What to do:
Leave out the pictures and restate the rest of the data exactly.

◆ ◆ ◆ ◆

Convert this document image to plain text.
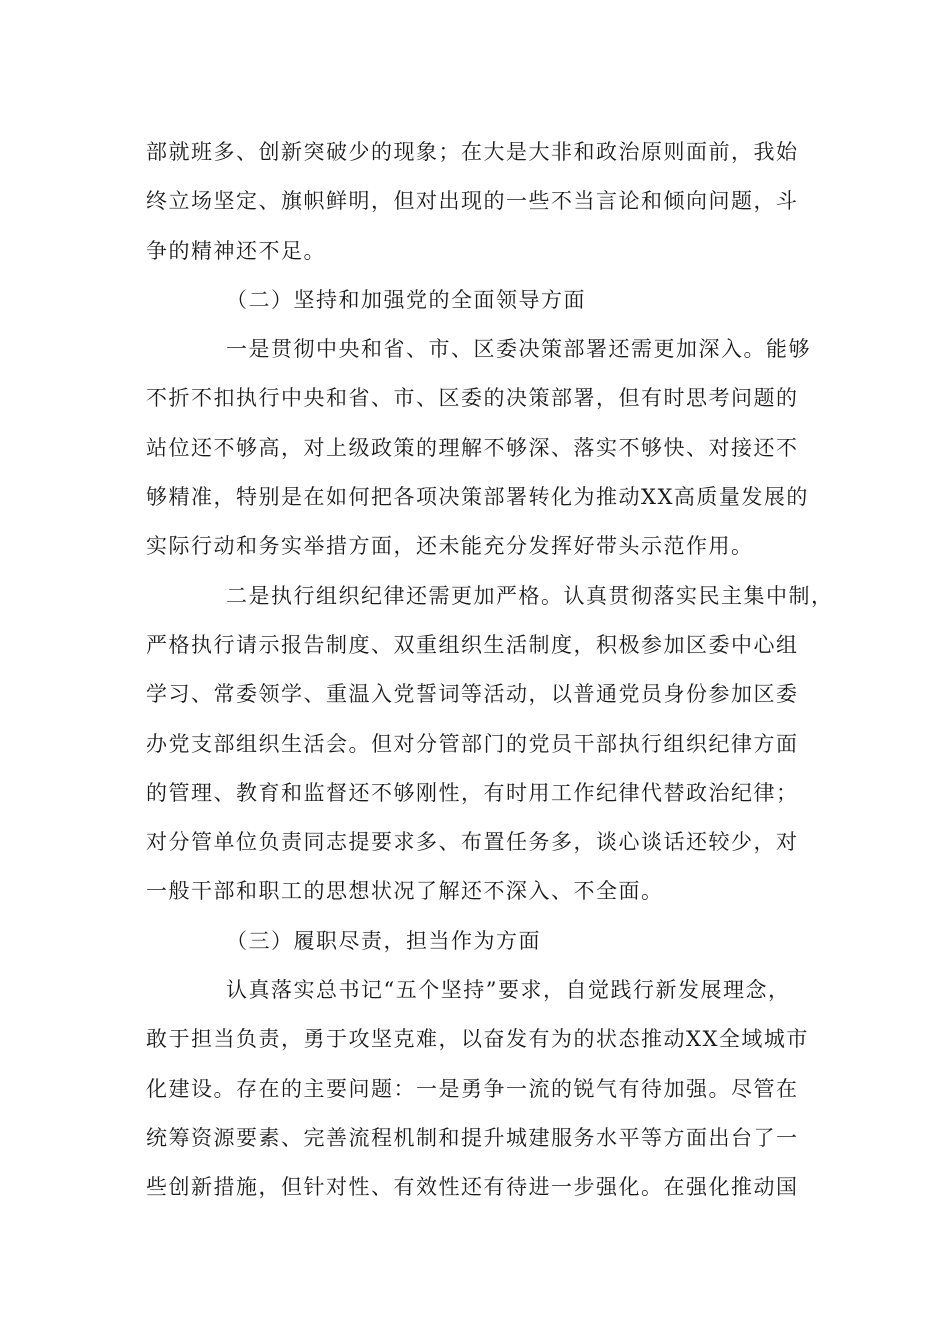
部就班多、创新突破少的现象；在大是大非和政治原则面前，我始
终立场坚定、旗帜鲜明，但对出现的一些不当言论和倾向问题，斗
争的精神还不足。
（二）坚持和加强党的全面领导方面
一是贯彻中央和省、市、区委决策部署还需更加深入。能够
不折不扣执行中央和省、市、区委的决策部署，但有时思考问题的
站位还不够高，对上级政策的理解不够深、落实不够快、对接还不
够精准，特别是在如何把各项决策部署转化为推动XX高质量发展的
实际行动和务实举措方面，还未能充分发挥好带头示范作用。
二是执行组织纪律还需更加严格。认真贯彻落实民主集中制，
严格执行请示报告制度、双重组织生活制度，积极参加区委中心组
学习、常委领学、重温入党誓词等活动，以普通党员身份参加区委
办党支部组织生活会。但对分管部门的党员干部执行组织纪律方面
的管理、教育和监督还不够刚性，有时用工作纪律代替政治纪律；
对分管单位负责同志提要求多、布置任务多，谈心谈话还较少，对
一般干部和职工的思想状况了解还不深入、不全面。
（三）履职尽责，担当作为方面
认真落实总书记“五个坚持”要求，自觉践行新发展理念，
敢于担当负责，勇于攻坚克难，以奋发有为的状态推动XX全域城市
化建设。存在的主要问题：一是勇争一流的锐气有待加强。尽管在
统筹资源要素、完善流程机制和提升城建服务水平等方面出台了一
些创新措施，但针对性、有效性还有待进一步强化。在强化推动国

◆ ◆ ◆ ◆

Written solution:
Convert this document image to plain text.
部就班多、创新突破少的现象；在大是大非和政治原则面前，我始
终立场坚定、旗帜鲜明，但对出现的一些不当言论和倾向问题，斗
争的精神还不足。
（二）坚持和加强党的全面领导方面
一是贯彻中央和省、市、区委决策部署还需更加深入。能够
不折不扣执行中央和省、市、区委的决策部署，但有时思考问题的
站位还不够高，对上级政策的理解不够深、落实不够快、对接还不
够精准，特别是在如何把各项决策部署转化为推动XX高质量发展的
实际行动和务实举措方面，还未能充分发挥好带头示范作用。
二是执行组织纪律还需更加严格。认真贯彻落实民主集中制，
严格执行请示报告制度、双重组织生活制度，积极参加区委中心组
学习、常委领学、重温入党誓词等活动，以普通党员身份参加区委
办党支部组织生活会。但对分管部门的党员干部执行组织纪律方面
的管理、教育和监督还不够刚性，有时用工作纪律代替政治纪律；
对分管单位负责同志提要求多、布置任务多，谈心谈话还较少，对
一般干部和职工的思想状况了解还不深入、不全面。
（三）履职尽责，担当作为方面
认真落实总书记“五个坚持”要求，自觉践行新发展理念，
敢于担当负责，勇于攻坚克难，以奋发有为的状态推动XX全域城市
化建设。存在的主要问题：一是勇争一流的锐气有待加强。尽管在
统筹资源要素、完善流程机制和提升城建服务水平等方面出台了一
些创新措施，但针对性、有效性还有待进一步强化。在强化推动国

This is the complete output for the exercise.